* [Requirements] All the records that follow need to be reproduced exactly. Omit the images.
── Stored records ──
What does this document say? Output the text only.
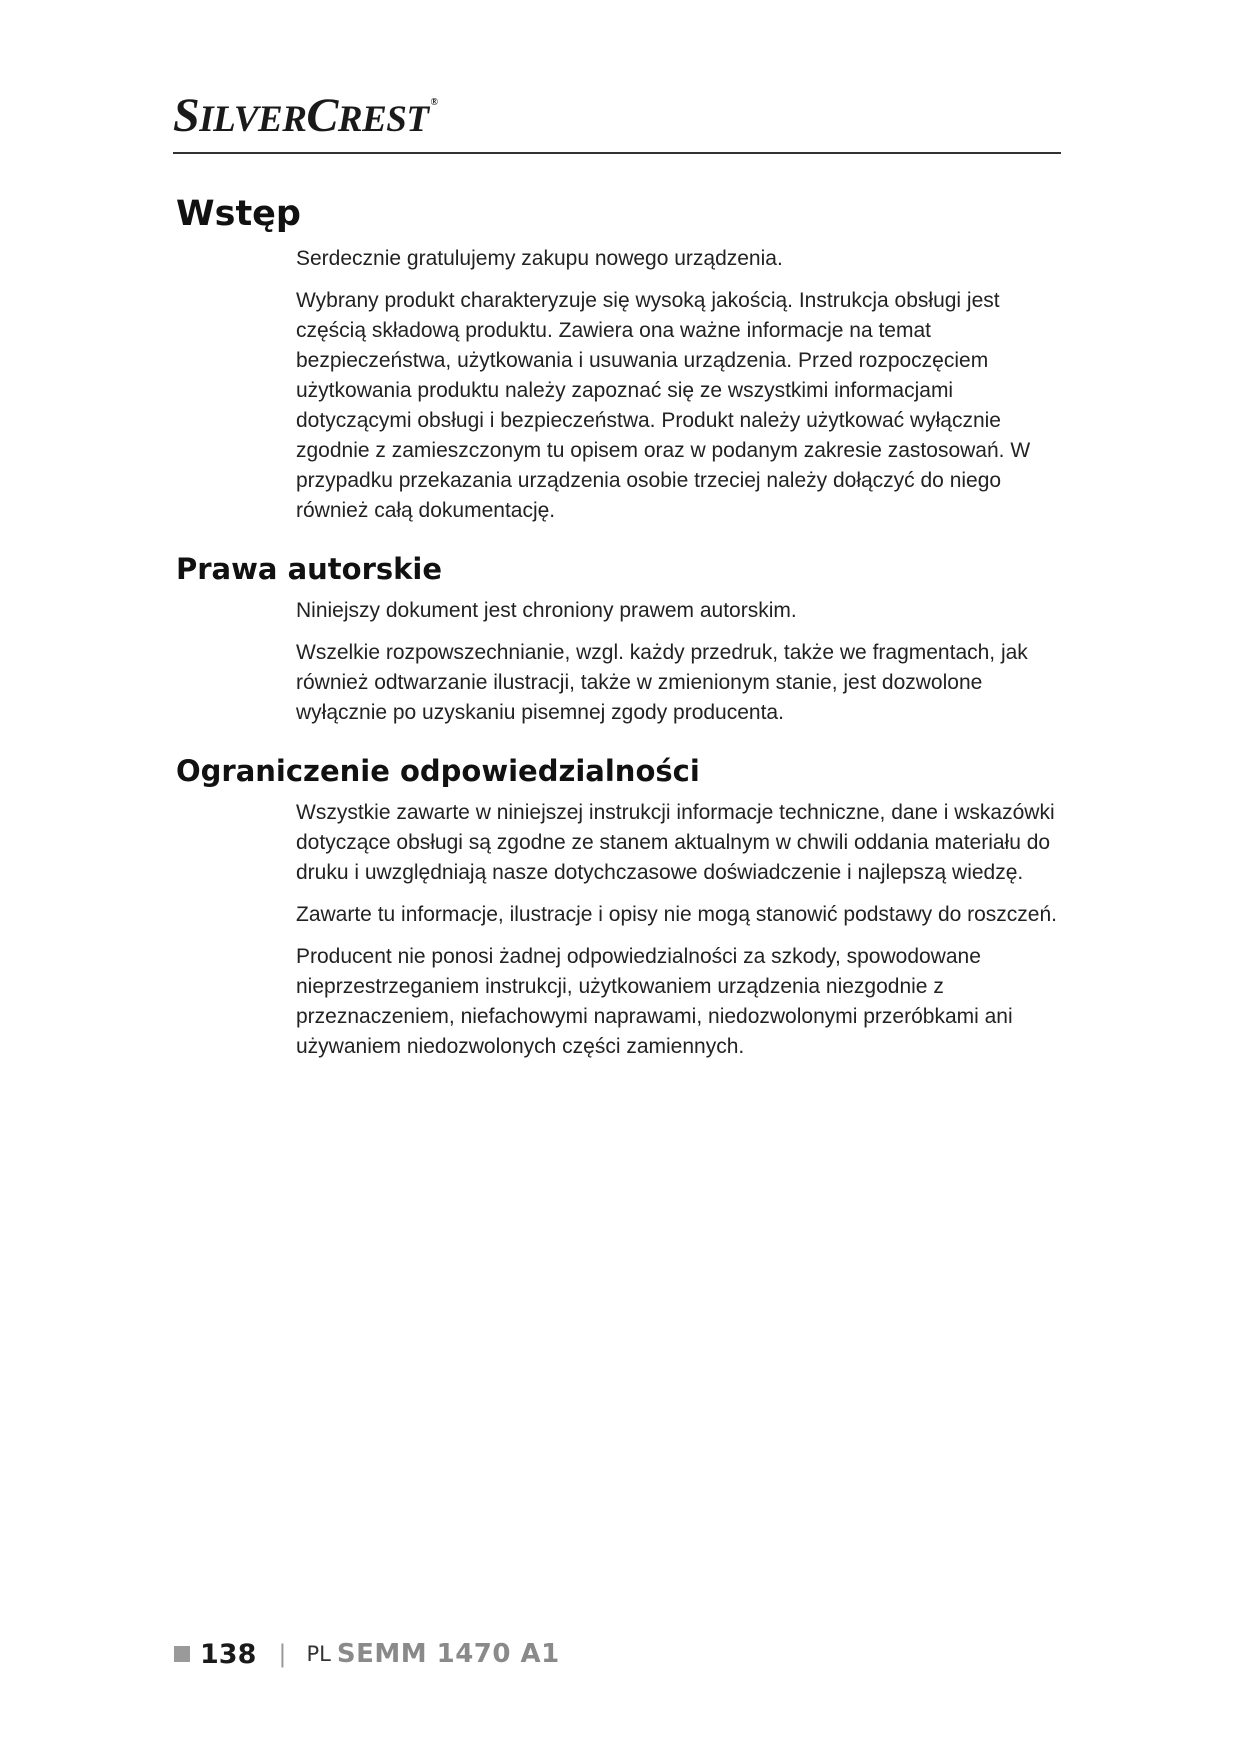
SILVERCREST ®
Wstęp

Serdecznie gratulujemy zakupu nowego urządzenia.

Wybrany produkt charakteryzuje się wysoką jakością. Instrukcja obsługi jest częścią składową produktu. Zawiera ona ważne informacje na temat bezpieczeństwa, użytkowania i usuwania urządzenia. Przed rozpoczęciem użytkowania produktu należy zapoznać się ze wszystkimi informacjami dotyczącymi obsługi i bezpieczeństwa. Produkt należy użytkować wyłącznie zgodnie z zamieszczonym tu opisem oraz w podanym zakresie zastosowań. W przypadku przekazania urządzenia osobie trzeciej należy dołączyć do niego również całą dokumentację.

Prawa autorskie

Niniejszy dokument jest chroniony prawem autorskim.

Wszelkie rozpowszechnianie, wzgl. każdy przedruk, także we fragmentach, jak również odtwarzanie ilustracji, także w zmienionym stanie, jest dozwolone wyłącznie po uzyskaniu pisemnej zgody producenta.

Ograniczenie odpowiedzialności

Wszystkie zawarte w niniejszej instrukcji informacje techniczne, dane i wskazówki dotyczące obsługi są zgodne ze stanem aktualnym w chwili oddania materiału do druku i uwzględniają nasze dotychczasowe doświadczenie i najlepszą wiedzę.

Zawarte tu informacje, ilustracje i opisy nie mogą stanowić podstawy do roszczeń.

Producent nie ponosi żadnej odpowiedzialności za szkody, spowodowane nieprzestrzeganiem instrukcji, użytkowaniem urządzenia niezgodnie z przeznaczeniem, niefachowymi naprawami, niedozwolonymi przeróbkami ani używaniem niedozwolonych części zamiennych.

138 | PL SEMM 1470 A1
───
* [Response to this exercise]
What does this document say? Output the text only.
SILVERCREST ®
Wstęp

Serdecznie gratulujemy zakupu nowego urządzenia.

Wybrany produkt charakteryzuje się wysoką jakością. Instrukcja obsługi jest częścią składową produktu. Zawiera ona ważne informacje na temat bezpieczeństwa, użytkowania i usuwania urządzenia. Przed rozpoczęciem użytkowania produktu należy zapoznać się ze wszystkimi informacjami dotyczącymi obsługi i bezpieczeństwa. Produkt należy użytkować wyłącznie zgodnie z zamieszczonym tu opisem oraz w podanym zakresie zastosowań. W przypadku przekazania urządzenia osobie trzeciej należy dołączyć do niego również całą dokumentację.

Prawa autorskie

Niniejszy dokument jest chroniony prawem autorskim.

Wszelkie rozpowszechnianie, wzgl. każdy przedruk, także we fragmentach, jak również odtwarzanie ilustracji, także w zmienionym stanie, jest dozwolone wyłącznie po uzyskaniu pisemnej zgody producenta.

Ograniczenie odpowiedzialności

Wszystkie zawarte w niniejszej instrukcji informacje techniczne, dane i wskazówki dotyczące obsługi są zgodne ze stanem aktualnym w chwili oddania materiału do druku i uwzględniają nasze dotychczasowe doświadczenie i najlepszą wiedzę.

Zawarte tu informacje, ilustracje i opisy nie mogą stanowić podstawy do roszczeń.

Producent nie ponosi żadnej odpowiedzialności za szkody, spowodowane nieprzestrzeganiem instrukcji, użytkowaniem urządzenia niezgodnie z przeznaczeniem, niefachowymi naprawami, niedozwolonymi przeróbkami ani używaniem niedozwolonych części zamiennych.

138 | PL SEMM 1470 A1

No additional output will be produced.